> [Input records]:
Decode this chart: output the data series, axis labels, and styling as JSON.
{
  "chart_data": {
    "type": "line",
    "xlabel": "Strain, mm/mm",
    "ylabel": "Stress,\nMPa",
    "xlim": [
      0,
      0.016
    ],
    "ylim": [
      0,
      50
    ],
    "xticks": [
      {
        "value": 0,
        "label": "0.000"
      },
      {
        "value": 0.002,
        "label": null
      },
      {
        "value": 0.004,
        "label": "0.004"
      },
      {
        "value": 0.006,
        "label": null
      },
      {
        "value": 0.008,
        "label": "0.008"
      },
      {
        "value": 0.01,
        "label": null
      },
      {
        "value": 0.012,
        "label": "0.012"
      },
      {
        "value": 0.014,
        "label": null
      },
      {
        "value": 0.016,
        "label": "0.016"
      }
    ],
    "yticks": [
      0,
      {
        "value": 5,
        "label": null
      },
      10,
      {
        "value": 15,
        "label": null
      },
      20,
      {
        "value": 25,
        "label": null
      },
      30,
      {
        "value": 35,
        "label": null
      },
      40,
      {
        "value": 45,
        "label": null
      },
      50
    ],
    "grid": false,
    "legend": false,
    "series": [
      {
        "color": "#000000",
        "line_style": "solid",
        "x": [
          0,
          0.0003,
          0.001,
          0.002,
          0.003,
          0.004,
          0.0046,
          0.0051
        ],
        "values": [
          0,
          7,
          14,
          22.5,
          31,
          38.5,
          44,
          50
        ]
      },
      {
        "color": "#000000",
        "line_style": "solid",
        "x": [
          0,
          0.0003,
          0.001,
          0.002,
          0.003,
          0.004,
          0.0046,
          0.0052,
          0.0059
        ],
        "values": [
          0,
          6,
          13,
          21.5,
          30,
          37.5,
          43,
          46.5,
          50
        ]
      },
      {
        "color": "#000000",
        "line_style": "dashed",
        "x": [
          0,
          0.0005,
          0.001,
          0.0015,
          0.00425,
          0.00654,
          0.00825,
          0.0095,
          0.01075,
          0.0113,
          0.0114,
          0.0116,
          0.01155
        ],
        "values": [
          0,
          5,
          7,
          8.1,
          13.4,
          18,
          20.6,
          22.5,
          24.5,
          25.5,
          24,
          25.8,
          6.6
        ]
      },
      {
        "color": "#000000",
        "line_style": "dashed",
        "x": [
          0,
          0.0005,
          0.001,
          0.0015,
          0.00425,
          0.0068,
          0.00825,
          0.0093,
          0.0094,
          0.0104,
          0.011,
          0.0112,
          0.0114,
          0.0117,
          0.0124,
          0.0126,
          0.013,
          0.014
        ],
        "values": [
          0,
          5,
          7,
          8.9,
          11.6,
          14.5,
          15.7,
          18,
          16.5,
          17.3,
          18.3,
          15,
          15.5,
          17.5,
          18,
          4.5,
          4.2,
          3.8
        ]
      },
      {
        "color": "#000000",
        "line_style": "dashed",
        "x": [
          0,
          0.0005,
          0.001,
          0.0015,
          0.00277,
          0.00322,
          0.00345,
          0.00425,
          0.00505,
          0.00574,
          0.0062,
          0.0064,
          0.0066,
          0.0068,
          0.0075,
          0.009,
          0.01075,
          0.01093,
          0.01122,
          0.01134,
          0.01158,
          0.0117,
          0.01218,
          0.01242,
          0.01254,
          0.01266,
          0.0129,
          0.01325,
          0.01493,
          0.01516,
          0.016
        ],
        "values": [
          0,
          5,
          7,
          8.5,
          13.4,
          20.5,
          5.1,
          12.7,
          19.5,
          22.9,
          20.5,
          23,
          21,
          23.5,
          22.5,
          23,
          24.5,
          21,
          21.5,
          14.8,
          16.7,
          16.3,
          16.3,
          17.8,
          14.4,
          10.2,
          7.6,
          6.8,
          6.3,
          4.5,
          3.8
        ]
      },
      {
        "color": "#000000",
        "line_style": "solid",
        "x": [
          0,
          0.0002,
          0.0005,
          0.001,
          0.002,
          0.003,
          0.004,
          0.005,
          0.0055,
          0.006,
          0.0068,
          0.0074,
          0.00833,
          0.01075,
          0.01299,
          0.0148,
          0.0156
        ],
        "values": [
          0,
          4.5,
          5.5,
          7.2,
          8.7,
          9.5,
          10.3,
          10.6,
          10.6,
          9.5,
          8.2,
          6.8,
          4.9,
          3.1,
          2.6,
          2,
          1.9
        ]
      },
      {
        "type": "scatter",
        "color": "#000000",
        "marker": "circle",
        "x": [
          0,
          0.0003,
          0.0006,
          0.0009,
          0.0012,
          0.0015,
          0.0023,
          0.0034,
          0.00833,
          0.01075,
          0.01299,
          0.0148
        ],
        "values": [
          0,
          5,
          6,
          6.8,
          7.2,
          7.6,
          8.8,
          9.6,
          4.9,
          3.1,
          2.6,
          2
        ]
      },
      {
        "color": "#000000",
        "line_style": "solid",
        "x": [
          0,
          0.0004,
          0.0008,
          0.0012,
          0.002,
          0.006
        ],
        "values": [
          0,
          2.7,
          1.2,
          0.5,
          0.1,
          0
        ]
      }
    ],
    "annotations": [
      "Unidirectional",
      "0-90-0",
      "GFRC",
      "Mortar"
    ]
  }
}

> [Set exercise]: Above are some records; extract every one of them exactly.

> [Reply to the exercise]:
Decode this chart: output the data series, axis labels, and styling as JSON.
{
  "chart_data": {
    "type": "line",
    "xlabel": "Strain, mm/mm",
    "ylabel": "Stress,\nMPa",
    "xlim": [
      0,
      0.016
    ],
    "ylim": [
      0,
      50
    ],
    "xticks": [
      {
        "value": 0,
        "label": "0.000"
      },
      {
        "value": 0.002,
        "label": null
      },
      {
        "value": 0.004,
        "label": "0.004"
      },
      {
        "value": 0.006,
        "label": null
      },
      {
        "value": 0.008,
        "label": "0.008"
      },
      {
        "value": 0.01,
        "label": null
      },
      {
        "value": 0.012,
        "label": "0.012"
      },
      {
        "value": 0.014,
        "label": null
      },
      {
        "value": 0.016,
        "label": "0.016"
      }
    ],
    "yticks": [
      0,
      {
        "value": 5,
        "label": null
      },
      10,
      {
        "value": 15,
        "label": null
      },
      20,
      {
        "value": 25,
        "label": null
      },
      30,
      {
        "value": 35,
        "label": null
      },
      40,
      {
        "value": 45,
        "label": null
      },
      50
    ],
    "grid": false,
    "legend": false,
    "series": [
      {
        "color": "#000000",
        "line_style": "solid",
        "x": [
          0,
          0.0003,
          0.001,
          0.002,
          0.003,
          0.004,
          0.0046,
          0.0051
        ],
        "values": [
          0,
          7,
          14,
          22.5,
          31,
          38.5,
          44,
          50
        ]
      },
      {
        "color": "#000000",
        "line_style": "solid",
        "x": [
          0,
          0.0003,
          0.001,
          0.002,
          0.003,
          0.004,
          0.0046,
          0.0052,
          0.0059
        ],
        "values": [
          0,
          6,
          13,
          21.5,
          30,
          37.5,
          43,
          46.5,
          50
        ]
      },
      {
        "color": "#000000",
        "line_style": "dashed",
        "x": [
          0,
          0.0005,
          0.001,
          0.0015,
          0.00425,
          0.00654,
          0.00825,
          0.0095,
          0.01075,
          0.0113,
          0.0114,
          0.0116,
          0.01155
        ],
        "values": [
          0,
          5,
          7,
          8.1,
          13.4,
          18,
          20.6,
          22.5,
          24.5,
          25.5,
          24,
          25.8,
          6.6
        ]
      },
      {
        "color": "#000000",
        "line_style": "dashed",
        "x": [
          0,
          0.0005,
          0.001,
          0.0015,
          0.00425,
          0.0068,
          0.00825,
          0.0093,
          0.0094,
          0.0104,
          0.011,
          0.0112,
          0.0114,
          0.0117,
          0.0124,
          0.0126,
          0.013,
          0.014
        ],
        "values": [
          0,
          5,
          7,
          8.9,
          11.6,
          14.5,
          15.7,
          18,
          16.5,
          17.3,
          18.3,
          15,
          15.5,
          17.5,
          18,
          4.5,
          4.2,
          3.8
        ]
      },
      {
        "color": "#000000",
        "line_style": "dashed",
        "x": [
          0,
          0.0005,
          0.001,
          0.0015,
          0.00277,
          0.00322,
          0.00345,
          0.00425,
          0.00505,
          0.00574,
          0.0062,
          0.0064,
          0.0066,
          0.0068,
          0.0075,
          0.009,
          0.01075,
          0.01093,
          0.01122,
          0.01134,
          0.01158,
          0.0117,
          0.01218,
          0.01242,
          0.01254,
          0.01266,
          0.0129,
          0.01325,
          0.01493,
          0.01516,
          0.016
        ],
        "values": [
          0,
          5,
          7,
          8.5,
          13.4,
          20.5,
          5.1,
          12.7,
          19.5,
          22.9,
          20.5,
          23,
          21,
          23.5,
          22.5,
          23,
          24.5,
          21,
          21.5,
          14.8,
          16.7,
          16.3,
          16.3,
          17.8,
          14.4,
          10.2,
          7.6,
          6.8,
          6.3,
          4.5,
          3.8
        ]
      },
      {
        "color": "#000000",
        "line_style": "solid",
        "x": [
          0,
          0.0002,
          0.0005,
          0.001,
          0.002,
          0.003,
          0.004,
          0.005,
          0.0055,
          0.006,
          0.0068,
          0.0074,
          0.00833,
          0.01075,
          0.01299,
          0.0148,
          0.0156
        ],
        "values": [
          0,
          4.5,
          5.5,
          7.2,
          8.7,
          9.5,
          10.3,
          10.6,
          10.6,
          9.5,
          8.2,
          6.8,
          4.9,
          3.1,
          2.6,
          2,
          1.9
        ]
      },
      {
        "type": "scatter",
        "color": "#000000",
        "marker": "circle",
        "x": [
          0,
          0.0003,
          0.0006,
          0.0009,
          0.0012,
          0.0015,
          0.0023,
          0.0034,
          0.00833,
          0.01075,
          0.01299,
          0.0148
        ],
        "values": [
          0,
          5,
          6,
          6.8,
          7.2,
          7.6,
          8.8,
          9.6,
          4.9,
          3.1,
          2.6,
          2
        ]
      },
      {
        "color": "#000000",
        "line_style": "solid",
        "x": [
          0,
          0.0004,
          0.0008,
          0.0012,
          0.002,
          0.006
        ],
        "values": [
          0,
          2.7,
          1.2,
          0.5,
          0.1,
          0
        ]
      }
    ],
    "annotations": [
      "Unidirectional",
      "0-90-0",
      "GFRC",
      "Mortar"
    ]
  }
}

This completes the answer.